What needs to be done: It is required that all of the data be written out exactly.

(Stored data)
******
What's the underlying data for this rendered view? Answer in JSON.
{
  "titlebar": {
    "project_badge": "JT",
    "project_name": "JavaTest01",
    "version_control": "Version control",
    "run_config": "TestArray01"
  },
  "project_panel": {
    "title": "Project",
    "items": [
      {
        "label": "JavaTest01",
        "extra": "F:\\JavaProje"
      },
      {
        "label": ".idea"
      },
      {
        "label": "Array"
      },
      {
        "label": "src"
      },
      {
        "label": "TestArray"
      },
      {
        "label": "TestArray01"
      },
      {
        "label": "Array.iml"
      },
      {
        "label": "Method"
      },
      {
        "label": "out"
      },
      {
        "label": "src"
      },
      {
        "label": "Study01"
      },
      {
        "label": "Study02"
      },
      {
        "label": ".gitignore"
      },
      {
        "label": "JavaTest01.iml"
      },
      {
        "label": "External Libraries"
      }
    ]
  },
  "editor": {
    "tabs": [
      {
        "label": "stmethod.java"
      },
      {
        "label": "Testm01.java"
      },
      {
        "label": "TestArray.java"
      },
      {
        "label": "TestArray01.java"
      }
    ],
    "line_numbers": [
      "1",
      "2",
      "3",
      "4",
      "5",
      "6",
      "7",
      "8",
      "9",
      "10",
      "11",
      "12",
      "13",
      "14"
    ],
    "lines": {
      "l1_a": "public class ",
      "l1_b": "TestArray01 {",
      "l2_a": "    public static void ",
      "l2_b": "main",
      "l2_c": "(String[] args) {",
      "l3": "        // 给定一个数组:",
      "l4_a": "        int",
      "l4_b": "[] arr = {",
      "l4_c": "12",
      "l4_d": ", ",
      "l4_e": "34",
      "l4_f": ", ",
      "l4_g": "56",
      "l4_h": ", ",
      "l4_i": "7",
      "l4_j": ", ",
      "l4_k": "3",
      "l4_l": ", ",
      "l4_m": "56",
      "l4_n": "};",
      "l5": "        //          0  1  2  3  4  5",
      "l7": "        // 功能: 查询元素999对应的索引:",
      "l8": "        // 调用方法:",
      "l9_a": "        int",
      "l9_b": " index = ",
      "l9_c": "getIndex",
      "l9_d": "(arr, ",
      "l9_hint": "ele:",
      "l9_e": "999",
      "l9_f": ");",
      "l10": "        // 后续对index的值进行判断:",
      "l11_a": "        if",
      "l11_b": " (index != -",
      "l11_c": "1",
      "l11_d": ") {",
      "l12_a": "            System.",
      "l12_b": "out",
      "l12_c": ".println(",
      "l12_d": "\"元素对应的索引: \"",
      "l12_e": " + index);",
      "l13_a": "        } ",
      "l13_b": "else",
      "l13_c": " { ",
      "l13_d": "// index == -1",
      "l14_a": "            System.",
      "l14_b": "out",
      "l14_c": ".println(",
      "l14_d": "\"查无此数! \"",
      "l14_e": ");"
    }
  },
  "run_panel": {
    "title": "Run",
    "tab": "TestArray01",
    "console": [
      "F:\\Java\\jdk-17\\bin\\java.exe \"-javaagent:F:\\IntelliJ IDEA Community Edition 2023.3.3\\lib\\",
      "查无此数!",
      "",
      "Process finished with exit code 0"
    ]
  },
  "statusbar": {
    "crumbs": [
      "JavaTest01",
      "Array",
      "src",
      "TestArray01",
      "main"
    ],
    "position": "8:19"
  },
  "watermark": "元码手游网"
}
******
Worked answer:
What's the underlying data for this rendered view? Answer in JSON.
{
  "titlebar": {
    "project_badge": "JT",
    "project_name": "JavaTest01",
    "version_control": "Version control",
    "run_config": "TestArray01"
  },
  "project_panel": {
    "title": "Project",
    "items": [
      {
        "label": "JavaTest01",
        "extra": "F:\\JavaProje"
      },
      {
        "label": ".idea"
      },
      {
        "label": "Array"
      },
      {
        "label": "src"
      },
      {
        "label": "TestArray"
      },
      {
        "label": "TestArray01"
      },
      {
        "label": "Array.iml"
      },
      {
        "label": "Method"
      },
      {
        "label": "out"
      },
      {
        "label": "src"
      },
      {
        "label": "Study01"
      },
      {
        "label": "Study02"
      },
      {
        "label": ".gitignore"
      },
      {
        "label": "JavaTest01.iml"
      },
      {
        "label": "External Libraries"
      }
    ]
  },
  "editor": {
    "tabs": [
      {
        "label": "stmethod.java"
      },
      {
        "label": "Testm01.java"
      },
      {
        "label": "TestArray.java"
      },
      {
        "label": "TestArray01.java"
      }
    ],
    "line_numbers": [
      "1",
      "2",
      "3",
      "4",
      "5",
      "6",
      "7",
      "8",
      "9",
      "10",
      "11",
      "12",
      "13",
      "14"
    ],
    "lines": {
      "l1_a": "public class ",
      "l1_b": "TestArray01 {",
      "l2_a": "    public static void ",
      "l2_b": "main",
      "l2_c": "(String[] args) {",
      "l3": "        // 给定一个数组:",
      "l4_a": "        int",
      "l4_b": "[] arr = {",
      "l4_c": "12",
      "l4_d": ", ",
      "l4_e": "34",
      "l4_f": ", ",
      "l4_g": "56",
      "l4_h": ", ",
      "l4_i": "7",
      "l4_j": ", ",
      "l4_k": "3",
      "l4_l": ", ",
      "l4_m": "56",
      "l4_n": "};",
      "l5": "        //          0  1  2  3  4  5",
      "l7": "        // 功能: 查询元素999对应的索引:",
      "l8": "        // 调用方法:",
      "l9_a": "        int",
      "l9_b": " index = ",
      "l9_c": "getIndex",
      "l9_d": "(arr, ",
      "l9_hint": "ele:",
      "l9_e": "999",
      "l9_f": ");",
      "l10": "        // 后续对index的值进行判断:",
      "l11_a": "        if",
      "l11_b": " (index != -",
      "l11_c": "1",
      "l11_d": ") {",
      "l12_a": "            System.",
      "l12_b": "out",
      "l12_c": ".println(",
      "l12_d": "\"元素对应的索引: \"",
      "l12_e": " + index);",
      "l13_a": "        } ",
      "l13_b": "else",
      "l13_c": " { ",
      "l13_d": "// index == -1",
      "l14_a": "            System.",
      "l14_b": "out",
      "l14_c": ".println(",
      "l14_d": "\"查无此数! \"",
      "l14_e": ");"
    }
  },
  "run_panel": {
    "title": "Run",
    "tab": "TestArray01",
    "console": [
      "F:\\Java\\jdk-17\\bin\\java.exe \"-javaagent:F:\\IntelliJ IDEA Community Edition 2023.3.3\\lib\\",
      "查无此数!",
      "",
      "Process finished with exit code 0"
    ]
  },
  "statusbar": {
    "crumbs": [
      "JavaTest01",
      "Array",
      "src",
      "TestArray01",
      "main"
    ],
    "position": "8:19"
  },
  "watermark": "元码手游网"
}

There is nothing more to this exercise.